▶ Requirement:
Exactly reproduce each line of the listing that follows.

▶ Entries shown:
<<<<
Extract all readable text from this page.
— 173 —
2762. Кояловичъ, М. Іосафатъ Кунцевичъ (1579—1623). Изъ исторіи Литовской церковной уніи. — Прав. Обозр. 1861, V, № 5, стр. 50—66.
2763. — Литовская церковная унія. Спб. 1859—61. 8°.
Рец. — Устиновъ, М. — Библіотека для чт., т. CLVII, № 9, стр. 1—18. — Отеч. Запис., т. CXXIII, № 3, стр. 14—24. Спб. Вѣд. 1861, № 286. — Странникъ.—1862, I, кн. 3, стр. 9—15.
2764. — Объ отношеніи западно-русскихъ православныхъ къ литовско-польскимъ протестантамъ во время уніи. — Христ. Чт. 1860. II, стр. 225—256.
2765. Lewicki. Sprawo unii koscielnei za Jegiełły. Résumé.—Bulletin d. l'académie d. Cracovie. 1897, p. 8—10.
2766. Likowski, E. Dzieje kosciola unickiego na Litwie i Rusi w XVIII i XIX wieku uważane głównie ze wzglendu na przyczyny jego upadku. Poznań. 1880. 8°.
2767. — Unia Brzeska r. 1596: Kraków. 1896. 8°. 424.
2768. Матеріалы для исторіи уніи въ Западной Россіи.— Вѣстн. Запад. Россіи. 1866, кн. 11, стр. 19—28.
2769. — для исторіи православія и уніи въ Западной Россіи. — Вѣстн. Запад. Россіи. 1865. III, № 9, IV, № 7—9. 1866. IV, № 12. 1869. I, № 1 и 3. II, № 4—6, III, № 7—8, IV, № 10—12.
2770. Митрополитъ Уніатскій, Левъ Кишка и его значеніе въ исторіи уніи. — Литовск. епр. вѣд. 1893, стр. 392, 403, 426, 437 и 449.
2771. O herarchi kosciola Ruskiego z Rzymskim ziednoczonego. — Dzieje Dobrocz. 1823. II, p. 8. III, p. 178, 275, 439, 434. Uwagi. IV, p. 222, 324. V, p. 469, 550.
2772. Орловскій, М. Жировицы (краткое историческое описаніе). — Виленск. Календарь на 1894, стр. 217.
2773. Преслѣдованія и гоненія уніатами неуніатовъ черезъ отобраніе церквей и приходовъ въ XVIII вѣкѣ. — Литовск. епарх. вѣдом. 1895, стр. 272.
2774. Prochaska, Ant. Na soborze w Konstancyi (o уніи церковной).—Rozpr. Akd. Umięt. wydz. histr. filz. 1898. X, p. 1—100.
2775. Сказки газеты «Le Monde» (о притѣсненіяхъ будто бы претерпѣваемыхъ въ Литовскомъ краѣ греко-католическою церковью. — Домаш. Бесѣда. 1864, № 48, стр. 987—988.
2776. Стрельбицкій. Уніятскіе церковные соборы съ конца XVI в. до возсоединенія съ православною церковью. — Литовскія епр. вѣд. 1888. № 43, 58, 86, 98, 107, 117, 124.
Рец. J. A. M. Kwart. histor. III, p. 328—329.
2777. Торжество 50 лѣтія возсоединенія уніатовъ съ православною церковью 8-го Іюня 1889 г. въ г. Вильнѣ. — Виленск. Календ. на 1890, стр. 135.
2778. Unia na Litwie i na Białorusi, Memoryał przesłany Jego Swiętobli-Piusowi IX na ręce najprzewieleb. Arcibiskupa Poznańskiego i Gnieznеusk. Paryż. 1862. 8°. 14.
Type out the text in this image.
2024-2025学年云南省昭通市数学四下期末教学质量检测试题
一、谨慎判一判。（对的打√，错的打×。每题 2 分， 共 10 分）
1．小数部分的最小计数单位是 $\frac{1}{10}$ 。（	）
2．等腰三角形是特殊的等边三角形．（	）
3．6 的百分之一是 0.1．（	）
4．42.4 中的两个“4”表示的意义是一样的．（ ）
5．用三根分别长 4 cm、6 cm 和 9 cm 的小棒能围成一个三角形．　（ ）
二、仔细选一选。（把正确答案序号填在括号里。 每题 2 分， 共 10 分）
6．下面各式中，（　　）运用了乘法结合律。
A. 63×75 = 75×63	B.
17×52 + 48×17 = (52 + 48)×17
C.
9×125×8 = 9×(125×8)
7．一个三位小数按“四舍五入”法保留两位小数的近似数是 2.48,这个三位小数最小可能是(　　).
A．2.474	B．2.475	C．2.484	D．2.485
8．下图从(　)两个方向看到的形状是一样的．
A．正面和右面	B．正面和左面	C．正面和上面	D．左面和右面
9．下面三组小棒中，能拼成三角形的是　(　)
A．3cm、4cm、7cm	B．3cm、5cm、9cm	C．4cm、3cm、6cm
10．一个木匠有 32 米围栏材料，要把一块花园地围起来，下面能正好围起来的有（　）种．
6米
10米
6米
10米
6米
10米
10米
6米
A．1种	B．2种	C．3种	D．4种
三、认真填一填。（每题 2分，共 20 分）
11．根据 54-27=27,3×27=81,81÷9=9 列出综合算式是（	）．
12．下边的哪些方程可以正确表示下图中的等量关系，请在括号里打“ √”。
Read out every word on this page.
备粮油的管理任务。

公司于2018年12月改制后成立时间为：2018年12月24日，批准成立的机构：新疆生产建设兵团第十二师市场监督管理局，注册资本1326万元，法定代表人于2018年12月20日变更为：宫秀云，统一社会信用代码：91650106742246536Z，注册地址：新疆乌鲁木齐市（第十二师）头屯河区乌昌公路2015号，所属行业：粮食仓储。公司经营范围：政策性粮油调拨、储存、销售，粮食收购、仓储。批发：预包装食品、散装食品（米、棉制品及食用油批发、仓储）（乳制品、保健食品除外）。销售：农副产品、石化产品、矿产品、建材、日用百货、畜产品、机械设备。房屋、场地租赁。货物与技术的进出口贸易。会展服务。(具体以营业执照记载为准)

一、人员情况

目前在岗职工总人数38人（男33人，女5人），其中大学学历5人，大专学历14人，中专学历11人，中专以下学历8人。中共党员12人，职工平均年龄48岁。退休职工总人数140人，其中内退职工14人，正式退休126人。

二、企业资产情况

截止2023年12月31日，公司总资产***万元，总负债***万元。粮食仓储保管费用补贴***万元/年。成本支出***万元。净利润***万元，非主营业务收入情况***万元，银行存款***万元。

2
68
>>>>
▶ The output:
Extract all readable text from this page.
— 173 —
2762. Кояловичъ, М. Іосафатъ Кунцевичъ (1579—1623). Изъ исторіи Литовской церковной уніи. — Прав. Обозр. 1861, V, № 5, стр. 50—66.
2763. — Литовская церковная унія. Спб. 1859—61. 8°.
Рец. — Устиновъ, М. — Библіотека для чт., т. CLVII, № 9, стр. 1—18. — Отеч. Запис., т. CXXIII, № 3, стр. 14—24. Спб. Вѣд. 1861, № 286. — Странникъ.—1862, I, кн. 3, стр. 9—15.
2764. — Объ отношеніи западно-русскихъ православныхъ къ литовско-польскимъ протестантамъ во время уніи. — Христ. Чт. 1860. II, стр. 225—256.
2765. Lewicki. Sprawo unii koscielnei za Jegiełły. Résumé.—Bulletin d. l'académie d. Cracovie. 1897, p. 8—10.
2766. Likowski, E. Dzieje kosciola unickiego na Litwie i Rusi w XVIII i XIX wieku uważane głównie ze wzglendu na przyczyny jego upadku. Poznań. 1880. 8°.
2767. — Unia Brzeska r. 1596: Kraków. 1896. 8°. 424.
2768. Матеріалы для исторіи уніи въ Западной Россіи.— Вѣстн. Запад. Россіи. 1866, кн. 11, стр. 19—28.
2769. — для исторіи православія и уніи въ Западной Россіи. — Вѣстн. Запад. Россіи. 1865. III, № 9, IV, № 7—9. 1866. IV, № 12. 1869. I, № 1 и 3. II, № 4—6, III, № 7—8, IV, № 10—12.
2770. Митрополитъ Уніатскій, Левъ Кишка и его значеніе въ исторіи уніи. — Литовск. епр. вѣд. 1893, стр. 392, 403, 426, 437 и 449.
2771. O herarchi kosciola Ruskiego z Rzymskim ziednoczonego. — Dzieje Dobrocz. 1823. II, p. 8. III, p. 178, 275, 439, 434. Uwagi. IV, p. 222, 324. V, p. 469, 550.
2772. Орловскій, М. Жировицы (краткое историческое описаніе). — Виленск. Календарь на 1894, стр. 217.
2773. Преслѣдованія и гоненія уніатами неуніатовъ черезъ отобраніе церквей и приходовъ въ XVIII вѣкѣ. — Литовск. епарх. вѣдом. 1895, стр. 272.
2774. Prochaska, Ant. Na soborze w Konstancyi (o уніи церковной).—Rozpr. Akd. Umięt. wydz. histr. filz. 1898. X, p. 1—100.
2775. Сказки газеты «Le Monde» (о притѣсненіяхъ будто бы претерпѣваемыхъ въ Литовскомъ краѣ греко-католическою церковью. — Домаш. Бесѣда. 1864, № 48, стр. 987—988.
2776. Стрельбицкій. Уніятскіе церковные соборы съ конца XVI в. до возсоединенія съ православною церковью. — Литовскія епр. вѣд. 1888. № 43, 58, 86, 98, 107, 117, 124.
Рец. J. A. M. Kwart. histor. III, p. 328—329.
2777. Торжество 50 лѣтія возсоединенія уніатовъ съ православною церковью 8-го Іюня 1889 г. въ г. Вильнѣ. — Виленск. Календ. на 1890, стр. 135.
2778. Unia na Litwie i na Białorusi, Memoryał przesłany Jego Swiętobli-Piusowi IX na ręce najprzewieleb. Arcibiskupa Poznańskiego i Gnieznеusk. Paryż. 1862. 8°. 14.
Type out the text in this image.
2024-2025学年云南省昭通市数学四下期末教学质量检测试题
一、谨慎判一判。（对的打√，错的打×。每题 2 分， 共 10 分）
1．小数部分的最小计数单位是 $\frac{1}{10}$ 。（	）
2．等腰三角形是特殊的等边三角形．（	）
3．6 的百分之一是 0.1．（	）
4．42.4 中的两个“4”表示的意义是一样的．（ ）
5．用三根分别长 4 cm、6 cm 和 9 cm 的小棒能围成一个三角形．　（ ）
二、仔细选一选。（把正确答案序号填在括号里。 每题 2 分， 共 10 分）
6．下面各式中，（　　）运用了乘法结合律。
A. 63×75 = 75×63	B.
17×52 + 48×17 = (52 + 48)×17
C.
9×125×8 = 9×(125×8)
7．一个三位小数按“四舍五入”法保留两位小数的近似数是 2.48,这个三位小数最小可能是(　　).
A．2.474	B．2.475	C．2.484	D．2.485
8．下图从(　)两个方向看到的形状是一样的．
A．正面和右面	B．正面和左面	C．正面和上面	D．左面和右面
9．下面三组小棒中，能拼成三角形的是　(　)
A．3cm、4cm、7cm	B．3cm、5cm、9cm	C．4cm、3cm、6cm
10．一个木匠有 32 米围栏材料，要把一块花园地围起来，下面能正好围起来的有（　）种．
6米
10米
6米
10米
6米
10米
10米
6米
A．1种	B．2种	C．3种	D．4种
三、认真填一填。（每题 2分，共 20 分）
11．根据 54-27=27,3×27=81,81÷9=9 列出综合算式是（	）．
12．下边的哪些方程可以正确表示下图中的等量关系，请在括号里打“ √”。
Read out every word on this page.
备粮油的管理任务。

公司于2018年12月改制后成立时间为：2018年12月24日，批准成立的机构：新疆生产建设兵团第十二师市场监督管理局，注册资本1326万元，法定代表人于2018年12月20日变更为：宫秀云，统一社会信用代码：91650106742246536Z，注册地址：新疆乌鲁木齐市（第十二师）头屯河区乌昌公路2015号，所属行业：粮食仓储。公司经营范围：政策性粮油调拨、储存、销售，粮食收购、仓储。批发：预包装食品、散装食品（米、棉制品及食用油批发、仓储）（乳制品、保健食品除外）。销售：农副产品、石化产品、矿产品、建材、日用百货、畜产品、机械设备。房屋、场地租赁。货物与技术的进出口贸易。会展服务。(具体以营业执照记载为准)

一、人员情况

目前在岗职工总人数38人（男33人，女5人），其中大学学历5人，大专学历14人，中专学历11人，中专以下学历8人。中共党员12人，职工平均年龄48岁。退休职工总人数140人，其中内退职工14人，正式退休126人。

二、企业资产情况

截止2023年12月31日，公司总资产***万元，总负债***万元。粮食仓储保管费用补贴***万元/年。成本支出***万元。净利润***万元，非主营业务收入情况***万元，银行存款***万元。

2
68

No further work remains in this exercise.